___ Record excerpts ___

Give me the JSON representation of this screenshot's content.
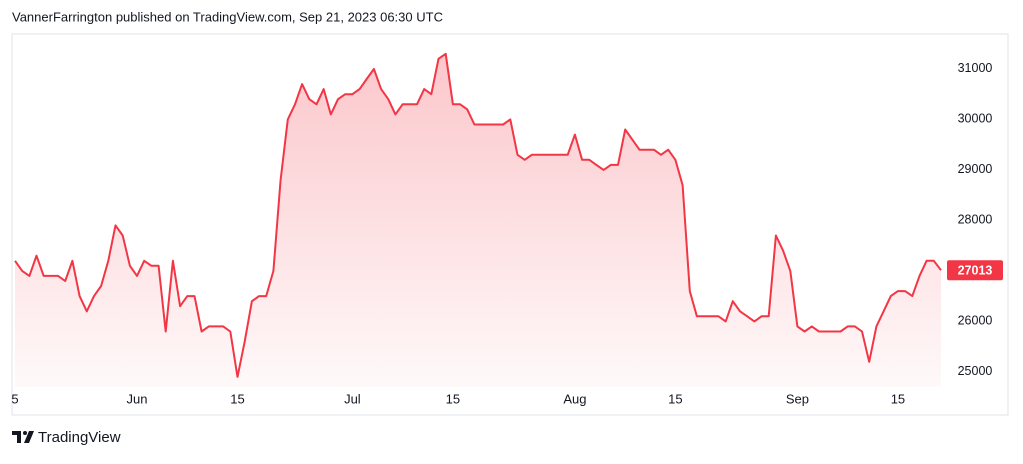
{
  "chart_data": {
    "type": "area",
    "title": "VannerFarrington published on TradingView.com, Sep 21, 2023 06:30 UTC",
    "color": "#f23645",
    "x": [
      "2023-05-15",
      "2023-05-16",
      "2023-05-17",
      "2023-05-18",
      "2023-05-19",
      "2023-05-20",
      "2023-05-21",
      "2023-05-22",
      "2023-05-23",
      "2023-05-24",
      "2023-05-25",
      "2023-05-26",
      "2023-05-27",
      "2023-05-28",
      "2023-05-29",
      "2023-05-30",
      "2023-05-31",
      "2023-06-01",
      "2023-06-02",
      "2023-06-03",
      "2023-06-04",
      "2023-06-05",
      "2023-06-06",
      "2023-06-07",
      "2023-06-08",
      "2023-06-09",
      "2023-06-10",
      "2023-06-11",
      "2023-06-12",
      "2023-06-13",
      "2023-06-14",
      "2023-06-15",
      "2023-06-16",
      "2023-06-17",
      "2023-06-18",
      "2023-06-19",
      "2023-06-20",
      "2023-06-21",
      "2023-06-22",
      "2023-06-23",
      "2023-06-24",
      "2023-06-25",
      "2023-06-26",
      "2023-06-27",
      "2023-06-28",
      "2023-06-29",
      "2023-06-30",
      "2023-07-01",
      "2023-07-02",
      "2023-07-03",
      "2023-07-04",
      "2023-07-05",
      "2023-07-06",
      "2023-07-07",
      "2023-07-08",
      "2023-07-09",
      "2023-07-10",
      "2023-07-11",
      "2023-07-12",
      "2023-07-13",
      "2023-07-14",
      "2023-07-15",
      "2023-07-16",
      "2023-07-17",
      "2023-07-18",
      "2023-07-19",
      "2023-07-20",
      "2023-07-21",
      "2023-07-22",
      "2023-07-23",
      "2023-07-24",
      "2023-07-25",
      "2023-07-26",
      "2023-07-27",
      "2023-07-28",
      "2023-07-29",
      "2023-07-30",
      "2023-07-31",
      "2023-08-01",
      "2023-08-02",
      "2023-08-03",
      "2023-08-04",
      "2023-08-05",
      "2023-08-06",
      "2023-08-07",
      "2023-08-08",
      "2023-08-09",
      "2023-08-10",
      "2023-08-11",
      "2023-08-12",
      "2023-08-13",
      "2023-08-14",
      "2023-08-15",
      "2023-08-16",
      "2023-08-17",
      "2023-08-18",
      "2023-08-19",
      "2023-08-20",
      "2023-08-21",
      "2023-08-22",
      "2023-08-23",
      "2023-08-24",
      "2023-08-25",
      "2023-08-26",
      "2023-08-27",
      "2023-08-28",
      "2023-08-29",
      "2023-08-30",
      "2023-08-31",
      "2023-09-01",
      "2023-09-02",
      "2023-09-03",
      "2023-09-04",
      "2023-09-05",
      "2023-09-06",
      "2023-09-07",
      "2023-09-08",
      "2023-09-09",
      "2023-09-10",
      "2023-09-11",
      "2023-09-12",
      "2023-09-13",
      "2023-09-14",
      "2023-09-15",
      "2023-09-16",
      "2023-09-17",
      "2023-09-18",
      "2023-09-19",
      "2023-09-20",
      "2023-09-21"
    ],
    "values": [
      27200,
      27000,
      26900,
      27300,
      26900,
      26900,
      26900,
      26800,
      27200,
      26500,
      26200,
      26500,
      26700,
      27200,
      27900,
      27700,
      27100,
      26900,
      27200,
      27100,
      27100,
      25800,
      27200,
      26300,
      26500,
      26500,
      25800,
      25900,
      25900,
      25900,
      25800,
      24900,
      25600,
      26400,
      26500,
      26500,
      27000,
      28800,
      30000,
      30300,
      30700,
      30400,
      30300,
      30600,
      30100,
      30400,
      30500,
      30500,
      30600,
      30800,
      31000,
      30600,
      30400,
      30100,
      30300,
      30300,
      30300,
      30600,
      30500,
      31200,
      31300,
      30300,
      30300,
      30200,
      29900,
      29900,
      29900,
      29900,
      29900,
      30000,
      29300,
      29200,
      29300,
      29300,
      29300,
      29300,
      29300,
      29300,
      29700,
      29200,
      29200,
      29100,
      29000,
      29100,
      29100,
      29800,
      29600,
      29400,
      29400,
      29400,
      29300,
      29400,
      29200,
      28700,
      26600,
      26100,
      26100,
      26100,
      26100,
      26000,
      26400,
      26200,
      26100,
      26000,
      26100,
      26100,
      27700,
      27400,
      27000,
      25900,
      25800,
      25900,
      25800,
      25800,
      25800,
      25800,
      25900,
      25900,
      25800,
      25200,
      25900,
      26200,
      26500,
      26600,
      26600,
      26500,
      26900,
      27200,
      27200,
      27013
    ],
    "xlim": [
      "2023-05-15",
      "2023-09-21"
    ],
    "ylim": [
      24700,
      31700
    ],
    "yticks": [
      25000,
      26000,
      27000,
      28000,
      29000,
      30000,
      31000
    ],
    "xticks": [
      {
        "value": "2023-05-15",
        "label": "5"
      },
      {
        "value": "2023-06-01",
        "label": "Jun"
      },
      {
        "value": "2023-06-15",
        "label": "15"
      },
      {
        "value": "2023-07-01",
        "label": "Jul"
      },
      {
        "value": "2023-07-15",
        "label": "15"
      },
      {
        "value": "2023-08-01",
        "label": "Aug"
      },
      {
        "value": "2023-08-15",
        "label": "15"
      },
      {
        "value": "2023-09-01",
        "label": "Sep"
      },
      {
        "value": "2023-09-15",
        "label": "15"
      }
    ]
  },
  "brand": "TradingView"
}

___

Identify every line holding the word "TradingView" and copy it out.

Answer to this task:
    "title": "VannerFarrington published on TradingView.com, Sep 21, 2023 06:30 UTC",
  "brand": "TradingView"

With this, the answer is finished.